Task statement
Copy each of the rows below word for word, omitting the pictures.

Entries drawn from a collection
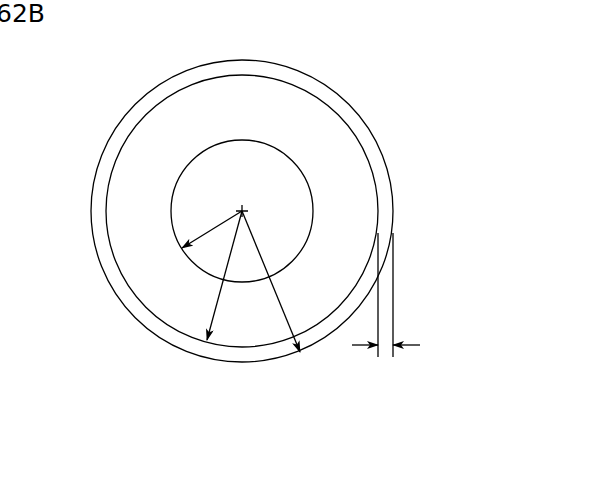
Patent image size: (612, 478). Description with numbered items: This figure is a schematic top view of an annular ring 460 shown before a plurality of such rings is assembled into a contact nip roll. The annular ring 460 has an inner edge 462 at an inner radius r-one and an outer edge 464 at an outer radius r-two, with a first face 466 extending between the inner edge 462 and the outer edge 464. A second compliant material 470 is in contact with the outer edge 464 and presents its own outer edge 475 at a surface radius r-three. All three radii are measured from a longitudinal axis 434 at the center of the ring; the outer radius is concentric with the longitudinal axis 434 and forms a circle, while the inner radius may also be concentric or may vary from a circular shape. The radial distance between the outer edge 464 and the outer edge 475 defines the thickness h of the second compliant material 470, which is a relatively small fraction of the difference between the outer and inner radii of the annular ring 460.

The annular ring 460 is at (374, 44).
The outer edge of the second compliant material 475 is at (183, 70).
The second compliant material 470 is at (379, 161).
The outer edge 464 is at (108, 193).
The first face 466 is at (122, 234).
The inner edge 462 is at (298, 163).
The longitudinal axis 434 is at (242, 211).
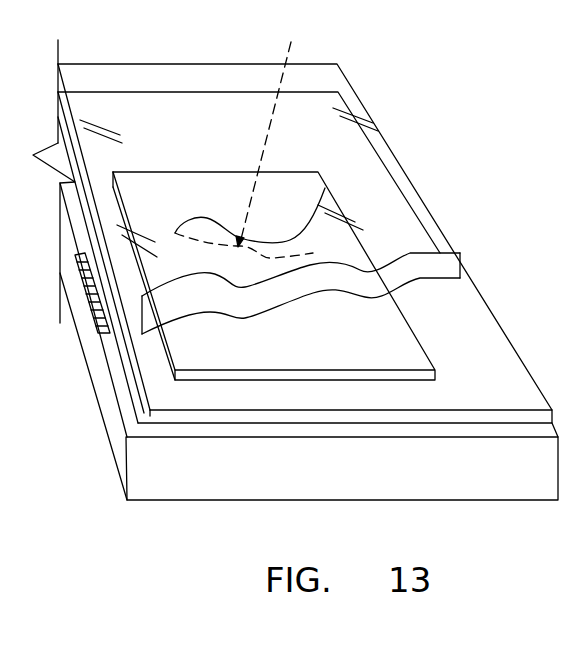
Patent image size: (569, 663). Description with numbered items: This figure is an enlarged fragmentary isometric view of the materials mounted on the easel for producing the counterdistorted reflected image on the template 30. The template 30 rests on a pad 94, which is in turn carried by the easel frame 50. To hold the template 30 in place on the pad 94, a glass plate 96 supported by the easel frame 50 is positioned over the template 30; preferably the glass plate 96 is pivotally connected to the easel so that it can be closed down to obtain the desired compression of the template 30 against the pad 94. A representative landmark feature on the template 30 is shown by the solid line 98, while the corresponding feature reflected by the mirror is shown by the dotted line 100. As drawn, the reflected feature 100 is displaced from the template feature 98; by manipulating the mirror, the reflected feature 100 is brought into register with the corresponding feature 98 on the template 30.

The template 30 is at (387, 348).
The easel frame 50 is at (107, 399).
The pad 94 is at (450, 322).
The glass plate 96 is at (325, 73).
The solid line 98 is at (205, 218).
The dotted line 100 is at (252, 250).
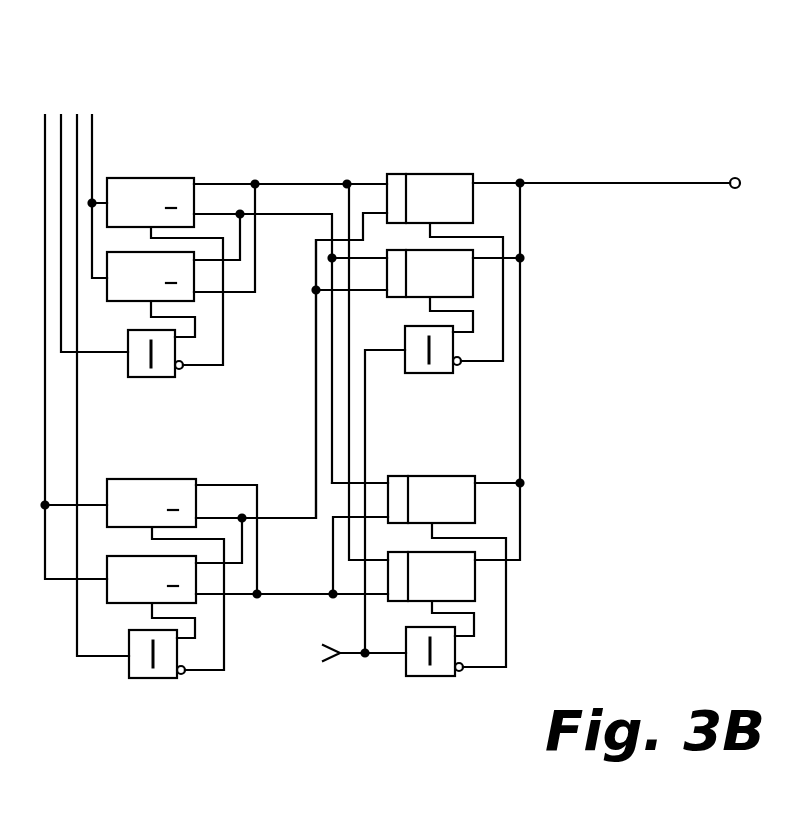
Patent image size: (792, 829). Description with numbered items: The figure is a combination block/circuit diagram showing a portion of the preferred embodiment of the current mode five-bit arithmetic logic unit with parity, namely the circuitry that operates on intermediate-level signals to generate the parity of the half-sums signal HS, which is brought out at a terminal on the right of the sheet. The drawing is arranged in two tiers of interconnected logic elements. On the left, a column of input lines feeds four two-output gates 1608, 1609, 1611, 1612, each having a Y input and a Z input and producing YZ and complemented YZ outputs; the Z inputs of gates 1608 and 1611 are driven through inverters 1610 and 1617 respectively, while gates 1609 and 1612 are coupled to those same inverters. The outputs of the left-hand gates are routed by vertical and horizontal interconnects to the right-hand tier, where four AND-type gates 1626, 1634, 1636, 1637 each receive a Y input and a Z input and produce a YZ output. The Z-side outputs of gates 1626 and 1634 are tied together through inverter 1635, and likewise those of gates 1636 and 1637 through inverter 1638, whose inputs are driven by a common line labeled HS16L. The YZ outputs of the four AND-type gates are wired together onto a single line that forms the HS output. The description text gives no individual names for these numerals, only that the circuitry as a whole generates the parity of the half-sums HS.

The logic gate 1608 is at (156, 178).
The logic gate 1609 is at (156, 253).
The inverter 1610 is at (130, 337).
The logic gate 1611 is at (152, 479).
The logic gate 1612 is at (152, 556).
The inverter 1617 is at (131, 640).
The AND gate 1626 is at (431, 174).
The AND gate 1634 is at (430, 250).
The inverter 1635 is at (407, 336).
The AND gate 1636 is at (432, 476).
The AND gate 1637 is at (431, 552).
The inverter 1638 is at (408, 637).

Task answer
Patent image size: (612, 478). Description with numbered items: This figure is a schematic top view of an annular ring 460 shown before a plurality of such rings is assembled into a contact nip roll. The annular ring 460 has an inner edge 462 at an inner radius r-one and an outer edge 464 at an outer radius r-two, with a first face 466 extending between the inner edge 462 and the outer edge 464. A second compliant material 470 is in contact with the outer edge 464 and presents its own outer edge 475 at a surface radius r-three. All three radii are measured from a longitudinal axis 434 at the center of the ring; the outer radius is concentric with the longitudinal axis 434 and forms a circle, while the inner radius may also be concentric or may vary from a circular shape. The radial distance between the outer edge 464 and the outer edge 475 defines the thickness h of the second compliant material 470, which is a relatively small fraction of the difference between the outer and inner radii of the annular ring 460.

The annular ring 460 is at (374, 44).
The outer edge of the second compliant material 475 is at (183, 70).
The second compliant material 470 is at (379, 161).
The outer edge 464 is at (108, 193).
The first face 466 is at (122, 234).
The inner edge 462 is at (298, 163).
The longitudinal axis 434 is at (242, 211).
Patent image size: (569, 663). Description with numbered items: This figure is an enlarged fragmentary isometric view of the materials mounted on the easel for producing the counterdistorted reflected image on the template 30. The template 30 rests on a pad 94, which is in turn carried by the easel frame 50. To hold the template 30 in place on the pad 94, a glass plate 96 supported by the easel frame 50 is positioned over the template 30; preferably the glass plate 96 is pivotally connected to the easel so that it can be closed down to obtain the desired compression of the template 30 against the pad 94. A representative landmark feature on the template 30 is shown by the solid line 98, while the corresponding feature reflected by the mirror is shown by the dotted line 100. As drawn, the reflected feature 100 is displaced from the template feature 98; by manipulating the mirror, the reflected feature 100 is brought into register with the corresponding feature 98 on the template 30.

The template 30 is at (387, 348).
The easel frame 50 is at (107, 399).
The pad 94 is at (450, 322).
The glass plate 96 is at (325, 73).
The solid line 98 is at (205, 218).
The dotted line 100 is at (252, 250).
Patent image size: (792, 829). Description with numbered items: The figure is a combination block/circuit diagram showing a portion of the preferred embodiment of the current mode five-bit arithmetic logic unit with parity, namely the circuitry that operates on intermediate-level signals to generate the parity of the half-sums signal HS, which is brought out at a terminal on the right of the sheet. The drawing is arranged in two tiers of interconnected logic elements. On the left, a column of input lines feeds four two-output gates 1608, 1609, 1611, 1612, each having a Y input and a Z input and producing YZ and complemented YZ outputs; the Z inputs of gates 1608 and 1611 are driven through inverters 1610 and 1617 respectively, while gates 1609 and 1612 are coupled to those same inverters. The outputs of the left-hand gates are routed by vertical and horizontal interconnects to the right-hand tier, where four AND-type gates 1626, 1634, 1636, 1637 each receive a Y input and a Z input and produce a YZ output. The Z-side outputs of gates 1626 and 1634 are tied together through inverter 1635, and likewise those of gates 1636 and 1637 through inverter 1638, whose inputs are driven by a common line labeled HS16L. The YZ outputs of the four AND-type gates are wired together onto a single line that forms the HS output. The description text gives no individual names for these numerals, only that the circuitry as a whole generates the parity of the half-sums HS.

The logic gate 1608 is at (156, 178).
The logic gate 1609 is at (156, 253).
The inverter 1610 is at (130, 337).
The logic gate 1611 is at (152, 479).
The logic gate 1612 is at (152, 556).
The inverter 1617 is at (131, 640).
The AND gate 1626 is at (431, 174).
The AND gate 1634 is at (430, 250).
The inverter 1635 is at (407, 336).
The AND gate 1636 is at (432, 476).
The AND gate 1637 is at (431, 552).
The inverter 1638 is at (408, 637).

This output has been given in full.